▸ **WRITTEN REQUEST**:
Only the lines from the line holding "Output the text content of this document." to the last line should be output, each exactly as given.

▸ **SOURCE RECORDS**:
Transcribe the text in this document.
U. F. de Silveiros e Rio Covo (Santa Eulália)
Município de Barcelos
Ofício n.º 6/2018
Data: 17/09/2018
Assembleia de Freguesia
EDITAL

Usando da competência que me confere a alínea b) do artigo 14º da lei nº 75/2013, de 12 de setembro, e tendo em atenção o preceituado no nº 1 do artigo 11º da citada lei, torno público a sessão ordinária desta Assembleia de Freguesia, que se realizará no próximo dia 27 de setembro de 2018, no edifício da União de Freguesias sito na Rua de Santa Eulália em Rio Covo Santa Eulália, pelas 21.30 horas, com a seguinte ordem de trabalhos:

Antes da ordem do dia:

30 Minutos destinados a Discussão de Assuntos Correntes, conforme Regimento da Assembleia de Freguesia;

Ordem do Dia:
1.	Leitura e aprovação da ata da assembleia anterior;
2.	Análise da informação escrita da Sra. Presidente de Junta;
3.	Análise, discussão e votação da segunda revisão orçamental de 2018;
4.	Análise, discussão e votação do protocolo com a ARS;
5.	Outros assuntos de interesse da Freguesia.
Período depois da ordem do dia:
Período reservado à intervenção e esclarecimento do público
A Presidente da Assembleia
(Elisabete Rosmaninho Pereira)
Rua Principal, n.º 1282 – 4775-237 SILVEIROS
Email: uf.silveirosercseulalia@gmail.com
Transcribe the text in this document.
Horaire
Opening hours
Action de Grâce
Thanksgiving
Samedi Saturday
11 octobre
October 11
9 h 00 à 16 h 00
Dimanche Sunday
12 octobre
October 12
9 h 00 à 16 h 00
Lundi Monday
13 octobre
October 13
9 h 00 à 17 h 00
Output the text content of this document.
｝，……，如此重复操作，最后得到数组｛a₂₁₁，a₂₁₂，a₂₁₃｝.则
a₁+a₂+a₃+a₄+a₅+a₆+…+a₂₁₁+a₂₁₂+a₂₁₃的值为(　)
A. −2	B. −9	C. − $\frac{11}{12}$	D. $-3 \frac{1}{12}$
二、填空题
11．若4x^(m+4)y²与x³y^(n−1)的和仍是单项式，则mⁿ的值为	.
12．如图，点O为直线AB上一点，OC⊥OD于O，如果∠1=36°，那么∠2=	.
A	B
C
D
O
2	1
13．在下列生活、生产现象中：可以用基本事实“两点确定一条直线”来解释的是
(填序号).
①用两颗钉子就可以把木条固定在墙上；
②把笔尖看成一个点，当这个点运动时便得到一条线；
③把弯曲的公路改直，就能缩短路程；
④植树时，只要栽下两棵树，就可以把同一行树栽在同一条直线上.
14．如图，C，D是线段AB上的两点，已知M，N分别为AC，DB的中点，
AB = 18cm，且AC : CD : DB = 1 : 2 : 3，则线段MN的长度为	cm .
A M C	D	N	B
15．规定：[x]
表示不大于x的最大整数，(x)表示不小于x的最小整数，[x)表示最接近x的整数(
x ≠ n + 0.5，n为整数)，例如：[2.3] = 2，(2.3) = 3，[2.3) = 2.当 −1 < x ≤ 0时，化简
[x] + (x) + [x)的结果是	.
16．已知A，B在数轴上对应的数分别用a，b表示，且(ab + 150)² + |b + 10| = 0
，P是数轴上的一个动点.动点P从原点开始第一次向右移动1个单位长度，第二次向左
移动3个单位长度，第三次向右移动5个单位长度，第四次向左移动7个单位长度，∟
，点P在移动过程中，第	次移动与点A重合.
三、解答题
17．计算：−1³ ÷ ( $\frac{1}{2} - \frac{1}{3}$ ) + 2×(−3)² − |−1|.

▸ **RESULT BELOW**:
Output the text content of this document.
｝，……，如此重复操作，最后得到数组｛a₂₁₁，a₂₁₂，a₂₁₃｝.则
a₁+a₂+a₃+a₄+a₅+a₆+…+a₂₁₁+a₂₁₂+a₂₁₃的值为(　)
A. −2	B. −9	C. − $\frac{11}{12}$	D. $-3 \frac{1}{12}$
二、填空题
11．若4x^(m+4)y²与x³y^(n−1)的和仍是单项式，则mⁿ的值为	.
12．如图，点O为直线AB上一点，OC⊥OD于O，如果∠1=36°，那么∠2=	.
A	B
C
D
O
2	1
13．在下列生活、生产现象中：可以用基本事实“两点确定一条直线”来解释的是
(填序号).
①用两颗钉子就可以把木条固定在墙上；
②把笔尖看成一个点，当这个点运动时便得到一条线；
③把弯曲的公路改直，就能缩短路程；
④植树时，只要栽下两棵树，就可以把同一行树栽在同一条直线上.
14．如图，C，D是线段AB上的两点，已知M，N分别为AC，DB的中点，
AB = 18cm，且AC : CD : DB = 1 : 2 : 3，则线段MN的长度为	cm .
A M C	D	N	B
15．规定：[x]
表示不大于x的最大整数，(x)表示不小于x的最小整数，[x)表示最接近x的整数(
x ≠ n + 0.5，n为整数)，例如：[2.3] = 2，(2.3) = 3，[2.3) = 2.当 −1 < x ≤ 0时，化简
[x] + (x) + [x)的结果是	.
16．已知A，B在数轴上对应的数分别用a，b表示，且(ab + 150)² + |b + 10| = 0
，P是数轴上的一个动点.动点P从原点开始第一次向右移动1个单位长度，第二次向左
移动3个单位长度，第三次向右移动5个单位长度，第四次向左移动7个单位长度，∟
，点P在移动过程中，第	次移动与点A重合.
三、解答题
17．计算：−1³ ÷ ( $\frac{1}{2} - \frac{1}{3}$ ) + 2×(−3)² − |−1|.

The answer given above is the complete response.